# EXTRACTED MATERIAL start

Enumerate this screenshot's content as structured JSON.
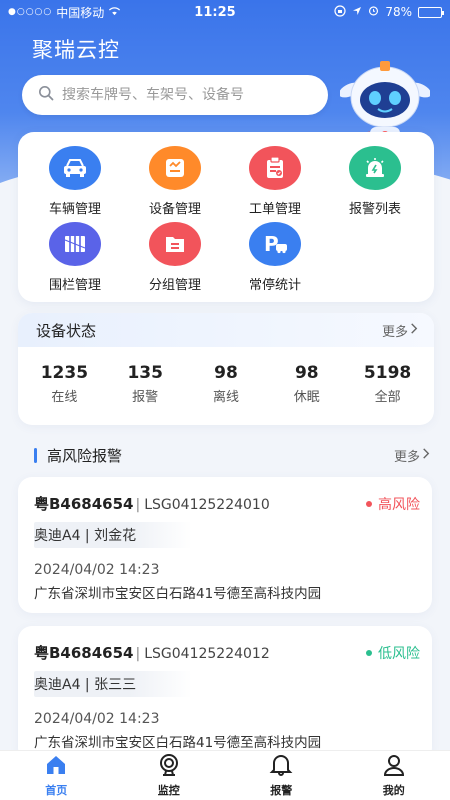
{
  "status_bar": {
    "carrier": "中国移动",
    "time": "11:25",
    "battery": "78%",
    "battery_level": 0.78
  },
  "header": {
    "title": "聚瑞云控",
    "search_placeholder": "搜索车牌号、车架号、设备号"
  },
  "menu": [
    {
      "label": "车辆管理",
      "icon": "car-icon",
      "color": "#3a7ff0"
    },
    {
      "label": "设备管理",
      "icon": "device-icon",
      "color": "#ff8a2a"
    },
    {
      "label": "工单管理",
      "icon": "work-order-icon",
      "color": "#f2545b"
    },
    {
      "label": "报警列表",
      "icon": "alarm-list-icon",
      "color": "#2bbf8f"
    },
    {
      "label": "围栏管理",
      "icon": "fence-icon",
      "color": "#5a63e8"
    },
    {
      "label": "分组管理",
      "icon": "group-icon",
      "color": "#f2545b"
    },
    {
      "label": "常停统计",
      "icon": "parking-icon",
      "color": "#3a7ff0"
    }
  ],
  "device_status": {
    "title": "设备状态",
    "more": "更多",
    "stats": [
      {
        "value": "1235",
        "label": "在线"
      },
      {
        "value": "135",
        "label": "报警"
      },
      {
        "value": "98",
        "label": "离线"
      },
      {
        "value": "98",
        "label": "休眠"
      },
      {
        "value": "5198",
        "label": "全部"
      }
    ]
  },
  "high_risk": {
    "title": "高风险报警",
    "more": "更多",
    "alarms": [
      {
        "plate": "粤B4684654",
        "vin": "LSG04125224010",
        "risk": "高风险",
        "risk_color": "#f2545b",
        "car": "奥迪A4",
        "owner": "刘金花",
        "time": "2024/04/02 14:23",
        "address": "广东省深圳市宝安区白石路41号德至高科技内园"
      },
      {
        "plate": "粤B4684654",
        "vin": "LSG04125224012",
        "risk": "低风险",
        "risk_color": "#2bbf8f",
        "car": "奥迪A4",
        "owner": "张三三",
        "time": "2024/04/02 14:23",
        "address": "广东省深圳市宝安区白石路41号德至高科技内园"
      }
    ]
  },
  "tabbar": [
    {
      "label": "首页",
      "icon": "home-icon",
      "active": true
    },
    {
      "label": "监控",
      "icon": "monitor-icon",
      "active": false
    },
    {
      "label": "报警",
      "icon": "bell-icon",
      "active": false
    },
    {
      "label": "我的",
      "icon": "user-icon",
      "active": false
    }
  ],
  "colors": {
    "primary": "#3a74ea",
    "text": "#222222",
    "active_tab": "#3a7ff0"
  }
}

# EXTRACTED MATERIAL end

*SET EXERCISE*
Transcribe the records above exactly, leaving out every picture.

*TASK RESPONSE*
Enumerate this screenshot's content as structured JSON.
{
  "status_bar": {
    "carrier": "中国移动",
    "time": "11:25",
    "battery": "78%",
    "battery_level": 0.78
  },
  "header": {
    "title": "聚瑞云控",
    "search_placeholder": "搜索车牌号、车架号、设备号"
  },
  "menu": [
    {
      "label": "车辆管理",
      "icon": "car-icon",
      "color": "#3a7ff0"
    },
    {
      "label": "设备管理",
      "icon": "device-icon",
      "color": "#ff8a2a"
    },
    {
      "label": "工单管理",
      "icon": "work-order-icon",
      "color": "#f2545b"
    },
    {
      "label": "报警列表",
      "icon": "alarm-list-icon",
      "color": "#2bbf8f"
    },
    {
      "label": "围栏管理",
      "icon": "fence-icon",
      "color": "#5a63e8"
    },
    {
      "label": "分组管理",
      "icon": "group-icon",
      "color": "#f2545b"
    },
    {
      "label": "常停统计",
      "icon": "parking-icon",
      "color": "#3a7ff0"
    }
  ],
  "device_status": {
    "title": "设备状态",
    "more": "更多",
    "stats": [
      {
        "value": "1235",
        "label": "在线"
      },
      {
        "value": "135",
        "label": "报警"
      },
      {
        "value": "98",
        "label": "离线"
      },
      {
        "value": "98",
        "label": "休眠"
      },
      {
        "value": "5198",
        "label": "全部"
      }
    ]
  },
  "high_risk": {
    "title": "高风险报警",
    "more": "更多",
    "alarms": [
      {
        "plate": "粤B4684654",
        "vin": "LSG04125224010",
        "risk": "高风险",
        "risk_color": "#f2545b",
        "car": "奥迪A4",
        "owner": "刘金花",
        "time": "2024/04/02 14:23",
        "address": "广东省深圳市宝安区白石路41号德至高科技内园"
      },
      {
        "plate": "粤B4684654",
        "vin": "LSG04125224012",
        "risk": "低风险",
        "risk_color": "#2bbf8f",
        "car": "奥迪A4",
        "owner": "张三三",
        "time": "2024/04/02 14:23",
        "address": "广东省深圳市宝安区白石路41号德至高科技内园"
      }
    ]
  },
  "tabbar": [
    {
      "label": "首页",
      "icon": "home-icon",
      "active": true
    },
    {
      "label": "监控",
      "icon": "monitor-icon",
      "active": false
    },
    {
      "label": "报警",
      "icon": "bell-icon",
      "active": false
    },
    {
      "label": "我的",
      "icon": "user-icon",
      "active": false
    }
  ],
  "colors": {
    "primary": "#3a74ea",
    "text": "#222222",
    "active_tab": "#3a7ff0"
  }
}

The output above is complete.